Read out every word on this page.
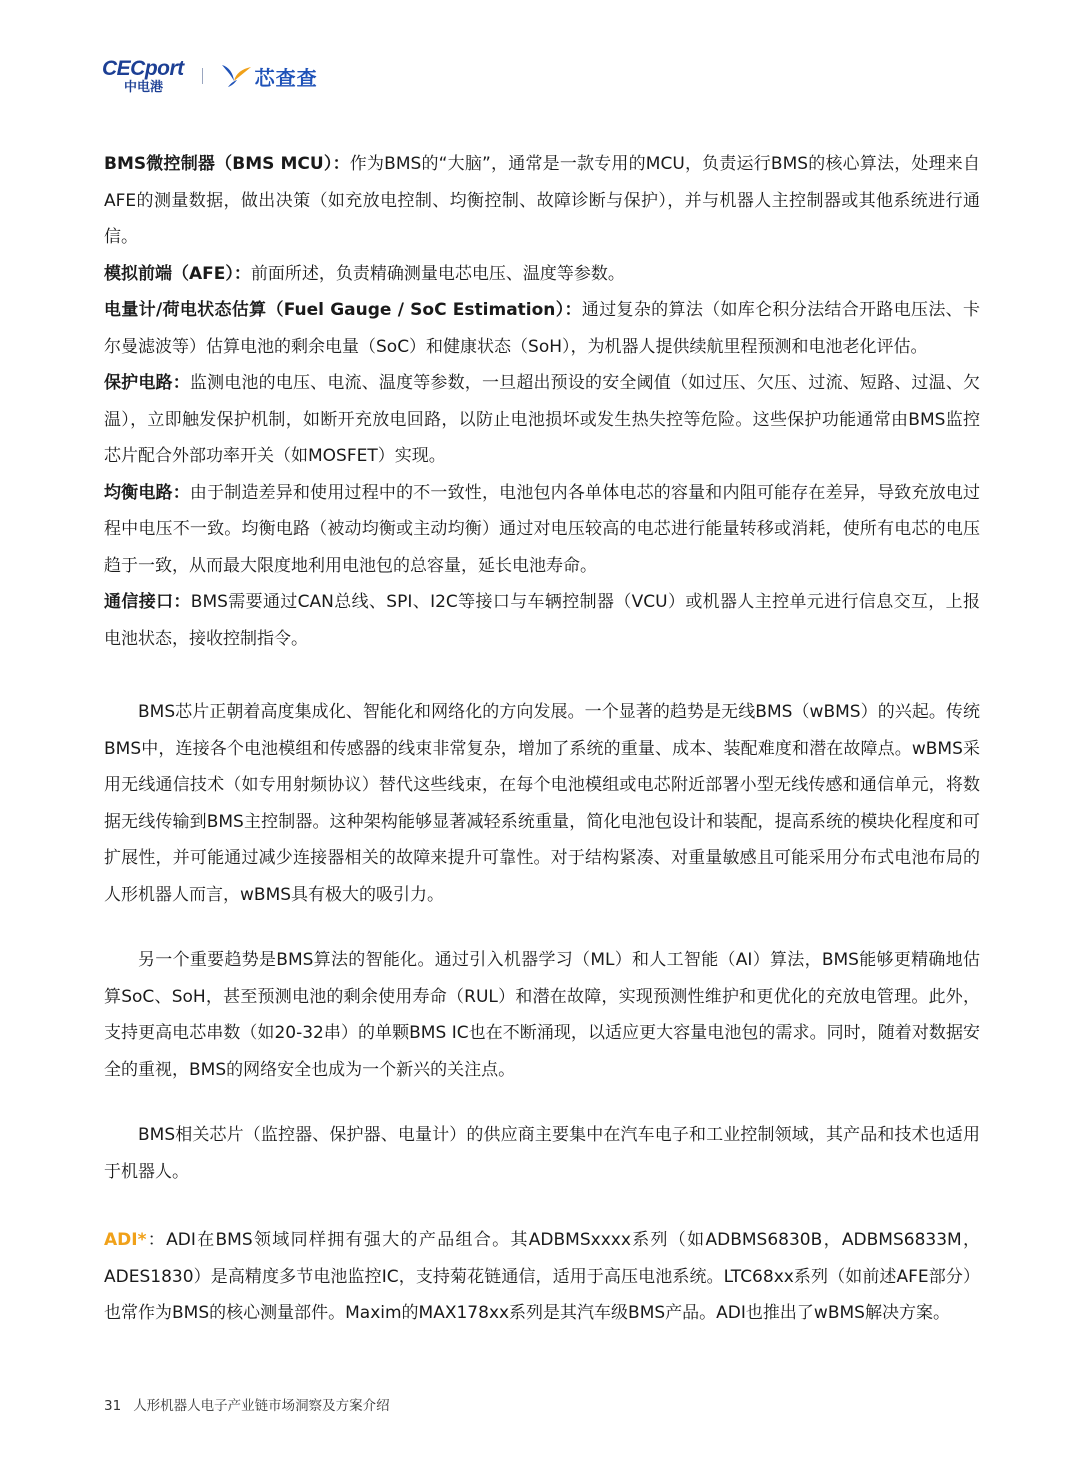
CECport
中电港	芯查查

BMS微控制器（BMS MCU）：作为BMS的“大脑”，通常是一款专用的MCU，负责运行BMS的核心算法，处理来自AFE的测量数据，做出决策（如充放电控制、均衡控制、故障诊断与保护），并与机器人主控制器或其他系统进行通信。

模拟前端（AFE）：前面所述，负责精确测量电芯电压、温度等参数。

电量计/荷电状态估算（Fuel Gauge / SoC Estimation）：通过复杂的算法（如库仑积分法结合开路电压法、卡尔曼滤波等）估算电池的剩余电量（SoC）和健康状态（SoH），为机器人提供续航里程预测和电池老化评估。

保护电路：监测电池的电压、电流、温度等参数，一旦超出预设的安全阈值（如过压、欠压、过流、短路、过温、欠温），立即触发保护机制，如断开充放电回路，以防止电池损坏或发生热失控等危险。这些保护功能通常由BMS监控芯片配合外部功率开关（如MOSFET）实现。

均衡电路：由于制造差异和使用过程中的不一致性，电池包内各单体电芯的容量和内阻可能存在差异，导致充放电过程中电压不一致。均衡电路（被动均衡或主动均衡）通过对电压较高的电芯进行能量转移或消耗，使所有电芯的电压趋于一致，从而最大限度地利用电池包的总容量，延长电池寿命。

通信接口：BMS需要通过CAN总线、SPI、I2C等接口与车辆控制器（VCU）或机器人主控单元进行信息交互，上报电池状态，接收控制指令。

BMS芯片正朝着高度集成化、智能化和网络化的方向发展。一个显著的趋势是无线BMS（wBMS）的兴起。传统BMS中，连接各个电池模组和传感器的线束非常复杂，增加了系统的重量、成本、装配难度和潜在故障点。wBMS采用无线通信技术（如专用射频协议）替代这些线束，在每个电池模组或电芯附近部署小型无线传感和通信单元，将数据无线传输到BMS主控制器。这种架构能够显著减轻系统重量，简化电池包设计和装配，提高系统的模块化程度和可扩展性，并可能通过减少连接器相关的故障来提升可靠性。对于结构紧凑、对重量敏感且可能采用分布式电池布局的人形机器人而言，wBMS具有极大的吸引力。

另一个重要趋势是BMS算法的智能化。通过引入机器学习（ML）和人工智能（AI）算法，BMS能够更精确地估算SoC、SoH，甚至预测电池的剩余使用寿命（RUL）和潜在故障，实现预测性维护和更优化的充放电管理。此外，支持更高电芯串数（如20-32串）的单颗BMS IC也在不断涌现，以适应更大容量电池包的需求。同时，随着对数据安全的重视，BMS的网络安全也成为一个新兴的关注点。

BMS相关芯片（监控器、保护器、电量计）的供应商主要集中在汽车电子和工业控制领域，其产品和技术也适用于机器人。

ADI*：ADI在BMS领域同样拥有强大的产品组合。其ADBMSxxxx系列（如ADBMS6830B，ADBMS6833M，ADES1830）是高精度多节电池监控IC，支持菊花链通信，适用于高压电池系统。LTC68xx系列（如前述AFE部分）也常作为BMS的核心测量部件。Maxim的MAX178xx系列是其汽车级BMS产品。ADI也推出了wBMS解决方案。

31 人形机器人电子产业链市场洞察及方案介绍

---

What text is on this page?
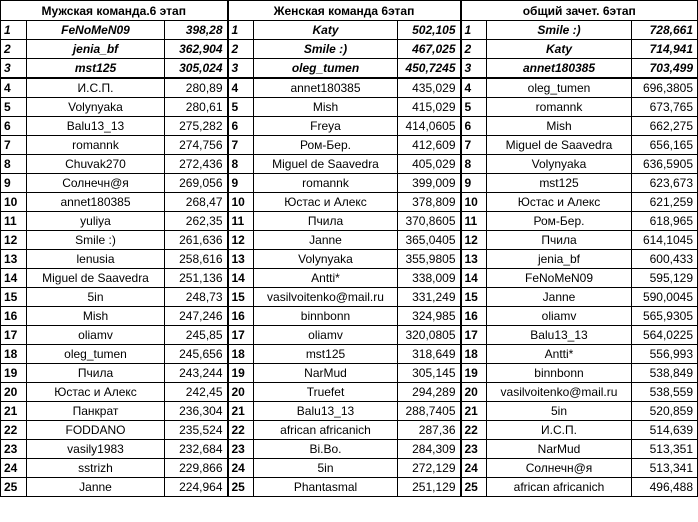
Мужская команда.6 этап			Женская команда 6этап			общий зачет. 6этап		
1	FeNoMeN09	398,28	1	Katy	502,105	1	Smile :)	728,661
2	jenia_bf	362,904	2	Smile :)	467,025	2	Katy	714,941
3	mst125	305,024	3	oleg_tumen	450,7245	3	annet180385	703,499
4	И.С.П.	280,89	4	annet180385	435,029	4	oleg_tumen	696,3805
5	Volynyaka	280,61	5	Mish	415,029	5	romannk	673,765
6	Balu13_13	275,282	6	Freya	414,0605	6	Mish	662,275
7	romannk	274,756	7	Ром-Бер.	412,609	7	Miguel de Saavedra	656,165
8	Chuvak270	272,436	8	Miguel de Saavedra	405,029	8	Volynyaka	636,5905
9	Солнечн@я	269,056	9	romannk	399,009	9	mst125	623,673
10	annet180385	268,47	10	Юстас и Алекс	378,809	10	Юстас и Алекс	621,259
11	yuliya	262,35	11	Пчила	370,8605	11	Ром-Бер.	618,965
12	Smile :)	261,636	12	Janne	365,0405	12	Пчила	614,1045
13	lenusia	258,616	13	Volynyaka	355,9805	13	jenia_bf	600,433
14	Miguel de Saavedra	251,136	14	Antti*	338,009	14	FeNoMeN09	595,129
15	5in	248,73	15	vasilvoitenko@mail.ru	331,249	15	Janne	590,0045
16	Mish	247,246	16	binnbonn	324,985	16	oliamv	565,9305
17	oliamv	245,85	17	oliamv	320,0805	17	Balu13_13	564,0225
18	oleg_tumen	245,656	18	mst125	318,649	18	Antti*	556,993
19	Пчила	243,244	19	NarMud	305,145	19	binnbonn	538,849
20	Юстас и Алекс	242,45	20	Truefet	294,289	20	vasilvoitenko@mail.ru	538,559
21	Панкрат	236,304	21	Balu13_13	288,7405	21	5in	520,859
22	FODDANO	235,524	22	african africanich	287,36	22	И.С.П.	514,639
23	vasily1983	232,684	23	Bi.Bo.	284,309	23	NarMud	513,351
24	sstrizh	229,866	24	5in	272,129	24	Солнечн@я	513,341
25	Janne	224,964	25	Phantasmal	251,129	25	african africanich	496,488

● Exercise prompt:
From the records above, pull out each line that has "NarMud".

● Reply to the exercise:
19	Пчила	243,244	19	NarMud	305,145	19	binnbonn	538,849
23	vasily1983	232,684	23	Bi.Bo.	284,309	23	NarMud	513,351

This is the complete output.